• **Required task**
Select lines where the word "bottom" appears.

···

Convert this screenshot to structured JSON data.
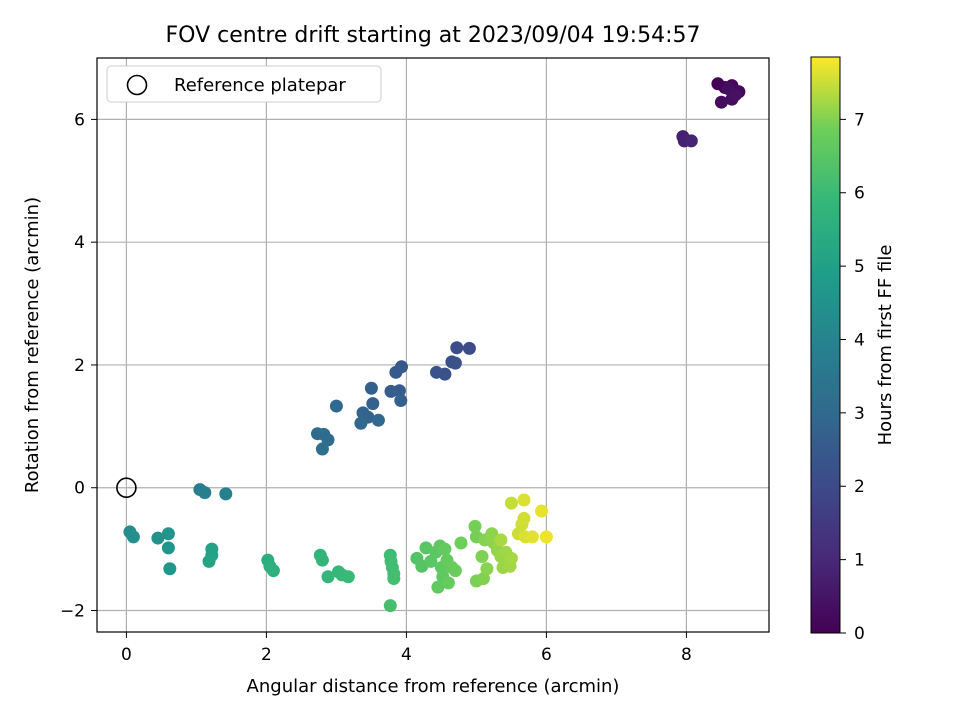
{
  "chart_data": {
    "type": "scatter",
    "title": "FOV centre drift starting at 2023/09/04 19:54:57",
    "xlabel": "Angular distance from reference (arcmin)",
    "ylabel": "Rotation from reference (arcmin)",
    "xlim": [
      -0.42,
      9.18
    ],
    "ylim": [
      -2.35,
      7.0
    ],
    "x_ticks": [
      0,
      2,
      4,
      6,
      8
    ],
    "y_ticks": [
      -2,
      0,
      2,
      4,
      6
    ],
    "grid": true,
    "legend": {
      "position": "top-left",
      "entries": [
        "Reference platepar"
      ]
    },
    "reference_point": {
      "x": 0,
      "y": 0
    },
    "colorbar": {
      "label": "Hours from first FF file",
      "colormap": "viridis",
      "range": [
        0,
        7.85
      ],
      "ticks": [
        0,
        1,
        2,
        3,
        4,
        5,
        6,
        7
      ]
    },
    "points": [
      {
        "x": 8.45,
        "y": 6.58,
        "c": 0.05
      },
      {
        "x": 8.55,
        "y": 6.52,
        "c": 0.1
      },
      {
        "x": 8.65,
        "y": 6.55,
        "c": 0.15
      },
      {
        "x": 8.75,
        "y": 6.45,
        "c": 0.2
      },
      {
        "x": 8.5,
        "y": 6.28,
        "c": 0.25
      },
      {
        "x": 8.65,
        "y": 6.33,
        "c": 0.3
      },
      {
        "x": 8.6,
        "y": 6.5,
        "c": 0.35
      },
      {
        "x": 8.7,
        "y": 6.4,
        "c": 0.4
      },
      {
        "x": 7.95,
        "y": 5.72,
        "c": 0.75
      },
      {
        "x": 7.97,
        "y": 5.65,
        "c": 0.8
      },
      {
        "x": 8.07,
        "y": 5.65,
        "c": 0.85
      },
      {
        "x": 4.9,
        "y": 2.27,
        "c": 2.05
      },
      {
        "x": 4.72,
        "y": 2.28,
        "c": 2.1
      },
      {
        "x": 4.65,
        "y": 2.05,
        "c": 2.15
      },
      {
        "x": 4.7,
        "y": 2.03,
        "c": 2.2
      },
      {
        "x": 4.55,
        "y": 1.85,
        "c": 2.25
      },
      {
        "x": 4.43,
        "y": 1.88,
        "c": 2.3
      },
      {
        "x": 3.93,
        "y": 1.97,
        "c": 2.45
      },
      {
        "x": 3.85,
        "y": 1.88,
        "c": 2.5
      },
      {
        "x": 3.9,
        "y": 1.58,
        "c": 2.55
      },
      {
        "x": 3.78,
        "y": 1.57,
        "c": 2.6
      },
      {
        "x": 3.92,
        "y": 1.42,
        "c": 2.65
      },
      {
        "x": 3.5,
        "y": 1.62,
        "c": 2.7
      },
      {
        "x": 3.52,
        "y": 1.37,
        "c": 2.75
      },
      {
        "x": 3.45,
        "y": 1.15,
        "c": 2.8
      },
      {
        "x": 3.38,
        "y": 1.22,
        "c": 2.85
      },
      {
        "x": 3.6,
        "y": 1.1,
        "c": 2.9
      },
      {
        "x": 3.35,
        "y": 1.05,
        "c": 2.95
      },
      {
        "x": 3.0,
        "y": 1.33,
        "c": 3.0
      },
      {
        "x": 2.73,
        "y": 0.88,
        "c": 3.05
      },
      {
        "x": 2.82,
        "y": 0.87,
        "c": 3.1
      },
      {
        "x": 2.88,
        "y": 0.78,
        "c": 3.15
      },
      {
        "x": 2.8,
        "y": 0.63,
        "c": 3.2
      },
      {
        "x": 1.05,
        "y": -0.03,
        "c": 3.75
      },
      {
        "x": 1.12,
        "y": -0.08,
        "c": 3.8
      },
      {
        "x": 1.42,
        "y": -0.1,
        "c": 3.85
      },
      {
        "x": 0.05,
        "y": -0.72,
        "c": 4.35
      },
      {
        "x": 0.1,
        "y": -0.8,
        "c": 4.4
      },
      {
        "x": 0.45,
        "y": -0.82,
        "c": 4.5
      },
      {
        "x": 0.6,
        "y": -0.75,
        "c": 4.55
      },
      {
        "x": 0.6,
        "y": -0.98,
        "c": 4.6
      },
      {
        "x": 0.62,
        "y": -1.32,
        "c": 4.65
      },
      {
        "x": 1.22,
        "y": -1.0,
        "c": 5.05
      },
      {
        "x": 1.22,
        "y": -1.1,
        "c": 5.1
      },
      {
        "x": 1.18,
        "y": -1.2,
        "c": 5.15
      },
      {
        "x": 2.02,
        "y": -1.18,
        "c": 5.5
      },
      {
        "x": 2.05,
        "y": -1.28,
        "c": 5.55
      },
      {
        "x": 2.1,
        "y": -1.35,
        "c": 5.6
      },
      {
        "x": 2.77,
        "y": -1.1,
        "c": 5.75
      },
      {
        "x": 2.8,
        "y": -1.18,
        "c": 5.8
      },
      {
        "x": 2.88,
        "y": -1.45,
        "c": 5.85
      },
      {
        "x": 3.03,
        "y": -1.37,
        "c": 5.9
      },
      {
        "x": 3.08,
        "y": -1.42,
        "c": 5.92
      },
      {
        "x": 3.17,
        "y": -1.45,
        "c": 5.95
      },
      {
        "x": 3.77,
        "y": -1.1,
        "c": 6.05
      },
      {
        "x": 3.78,
        "y": -1.2,
        "c": 6.1
      },
      {
        "x": 3.8,
        "y": -1.3,
        "c": 6.12
      },
      {
        "x": 3.82,
        "y": -1.4,
        "c": 6.15
      },
      {
        "x": 3.82,
        "y": -1.48,
        "c": 6.18
      },
      {
        "x": 3.77,
        "y": -1.92,
        "c": 6.2
      },
      {
        "x": 4.15,
        "y": -1.15,
        "c": 6.4
      },
      {
        "x": 4.22,
        "y": -1.28,
        "c": 6.45
      },
      {
        "x": 4.28,
        "y": -0.98,
        "c": 6.5
      },
      {
        "x": 4.35,
        "y": -1.2,
        "c": 6.52
      },
      {
        "x": 4.42,
        "y": -1.05,
        "c": 6.55
      },
      {
        "x": 4.48,
        "y": -0.95,
        "c": 6.58
      },
      {
        "x": 4.5,
        "y": -1.3,
        "c": 6.6
      },
      {
        "x": 4.52,
        "y": -1.45,
        "c": 6.62
      },
      {
        "x": 4.45,
        "y": -1.62,
        "c": 6.65
      },
      {
        "x": 4.55,
        "y": -1.0,
        "c": 6.68
      },
      {
        "x": 4.58,
        "y": -1.18,
        "c": 6.7
      },
      {
        "x": 4.6,
        "y": -1.55,
        "c": 6.72
      },
      {
        "x": 4.65,
        "y": -1.3,
        "c": 6.75
      },
      {
        "x": 4.7,
        "y": -1.35,
        "c": 6.78
      },
      {
        "x": 4.78,
        "y": -0.9,
        "c": 6.85
      },
      {
        "x": 4.98,
        "y": -0.63,
        "c": 6.9
      },
      {
        "x": 5.0,
        "y": -0.8,
        "c": 6.92
      },
      {
        "x": 5.0,
        "y": -1.52,
        "c": 6.95
      },
      {
        "x": 5.08,
        "y": -1.12,
        "c": 6.97
      },
      {
        "x": 5.1,
        "y": -1.48,
        "c": 7.0
      },
      {
        "x": 5.12,
        "y": -0.85,
        "c": 7.02
      },
      {
        "x": 5.15,
        "y": -1.32,
        "c": 7.05
      },
      {
        "x": 5.22,
        "y": -0.75,
        "c": 7.08
      },
      {
        "x": 5.25,
        "y": -0.9,
        "c": 7.1
      },
      {
        "x": 5.3,
        "y": -1.02,
        "c": 7.12
      },
      {
        "x": 5.35,
        "y": -1.12,
        "c": 7.15
      },
      {
        "x": 5.38,
        "y": -1.3,
        "c": 7.18
      },
      {
        "x": 5.42,
        "y": -1.05,
        "c": 7.2
      },
      {
        "x": 5.48,
        "y": -1.28,
        "c": 7.22
      },
      {
        "x": 5.5,
        "y": -1.15,
        "c": 7.25
      },
      {
        "x": 5.35,
        "y": -0.85,
        "c": 7.28
      },
      {
        "x": 5.5,
        "y": -0.25,
        "c": 7.45
      },
      {
        "x": 5.6,
        "y": -0.75,
        "c": 7.5
      },
      {
        "x": 5.65,
        "y": -0.6,
        "c": 7.52
      },
      {
        "x": 5.68,
        "y": -0.5,
        "c": 7.55
      },
      {
        "x": 5.68,
        "y": -0.2,
        "c": 7.6
      },
      {
        "x": 5.7,
        "y": -0.8,
        "c": 7.62
      },
      {
        "x": 5.8,
        "y": -0.8,
        "c": 7.65
      },
      {
        "x": 5.93,
        "y": -0.38,
        "c": 7.7
      },
      {
        "x": 6.0,
        "y": -0.8,
        "c": 7.75
      }
    ]
  }
}
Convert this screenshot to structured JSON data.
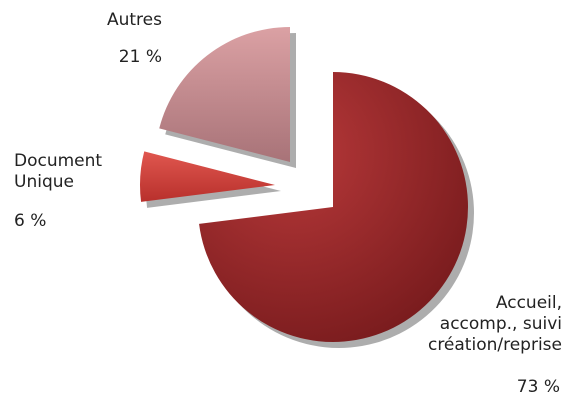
{
  "chart_data": {
    "type": "pie",
    "categories": [
      "Accueil,\naccomp., suivi\ncréation/reprise",
      "Document\nUnique",
      "Autres"
    ],
    "values": [
      73,
      6,
      21
    ],
    "value_labels": [
      "73 %",
      "6 %",
      "21 %"
    ],
    "colors": [
      "#9a2a2b",
      "#d2443e",
      "#c9878b"
    ]
  }
}
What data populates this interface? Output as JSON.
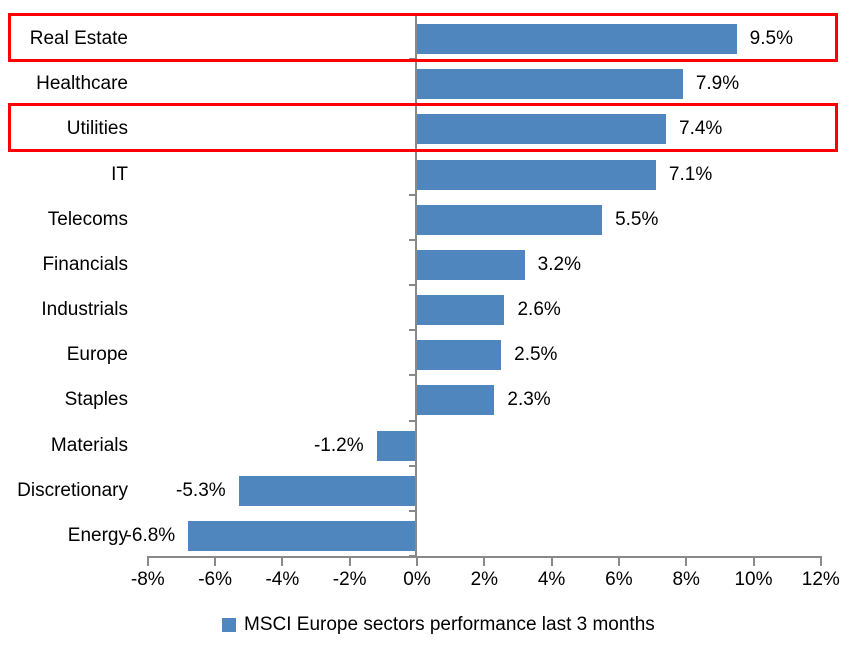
{
  "chart_data": {
    "type": "bar",
    "orientation": "horizontal",
    "title": "",
    "categories": [
      "Real Estate",
      "Healthcare",
      "Utilities",
      "IT",
      "Telecoms",
      "Financials",
      "Industrials",
      "Europe",
      "Staples",
      "Materials",
      "Discretionary",
      "Energy"
    ],
    "values": [
      9.5,
      7.9,
      7.4,
      7.1,
      5.5,
      3.2,
      2.6,
      2.5,
      2.3,
      -1.2,
      -5.3,
      -6.8
    ],
    "value_labels": [
      "9.5%",
      "7.9%",
      "7.4%",
      "7.1%",
      "5.5%",
      "3.2%",
      "2.6%",
      "2.5%",
      "2.3%",
      "-1.2%",
      "-5.3%",
      "-6.8%"
    ],
    "x_axis": {
      "min": -8,
      "max": 12,
      "step": 2,
      "tick_labels": [
        "-8%",
        "-6%",
        "-4%",
        "-2%",
        "0%",
        "2%",
        "4%",
        "6%",
        "8%",
        "10%",
        "12%"
      ]
    },
    "legend": "MSCI Europe sectors performance last 3 months",
    "legend_position": "bottom",
    "grid": false,
    "highlighted_categories": [
      "Real Estate",
      "Utilities"
    ],
    "colors": {
      "bar": "#4f86be",
      "axis": "#898989",
      "text": "#000000",
      "highlight_border": "#fe0000"
    }
  }
}
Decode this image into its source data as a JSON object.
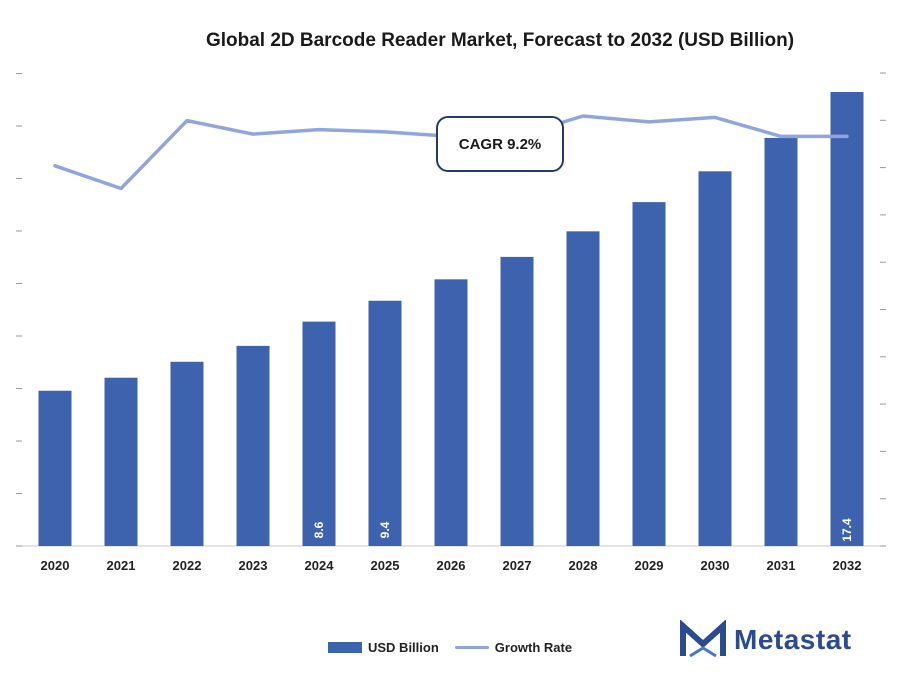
{
  "chart_data": {
    "type": "bar",
    "title": "Global 2D Barcode Reader Market, Forecast to 2032 (USD Billion)",
    "categories": [
      "2020",
      "2021",
      "2022",
      "2023",
      "2024",
      "2025",
      "2026",
      "2027",
      "2028",
      "2029",
      "2030",
      "2031",
      "2032"
    ],
    "series": [
      {
        "name": "USD Billion",
        "type": "bar",
        "color": "#3d62ae",
        "values": [
          5.95,
          6.45,
          7.06,
          7.67,
          8.6,
          9.4,
          10.22,
          11.08,
          12.06,
          13.18,
          14.36,
          15.64,
          17.4
        ]
      },
      {
        "name": "Growth Rate",
        "type": "line",
        "color": "#8fa5dc",
        "values": [
          0.84,
          0.79,
          0.94,
          0.91,
          0.92,
          0.915,
          0.905,
          0.905,
          0.95,
          0.937,
          0.947,
          0.905,
          0.905
        ]
      }
    ],
    "data_labels": [
      {
        "category": "2024",
        "text": "8.6"
      },
      {
        "category": "2025",
        "text": "9.4"
      },
      {
        "category": "2032",
        "text": "17.4"
      }
    ],
    "ylim": [
      0,
      17.4
    ],
    "xlabel": "",
    "ylabel": "",
    "legend_position": "bottom"
  },
  "annotation": {
    "cagr_text": "CAGR 9.2%"
  },
  "legend": {
    "bar_label": "USD Billion",
    "line_label": "Growth Rate"
  },
  "brand": {
    "name": "Metastat",
    "color": "#2a4c8f"
  }
}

···

• **Exercise output**
    "legend_position": "bottom",
    "legend_position": "bottom"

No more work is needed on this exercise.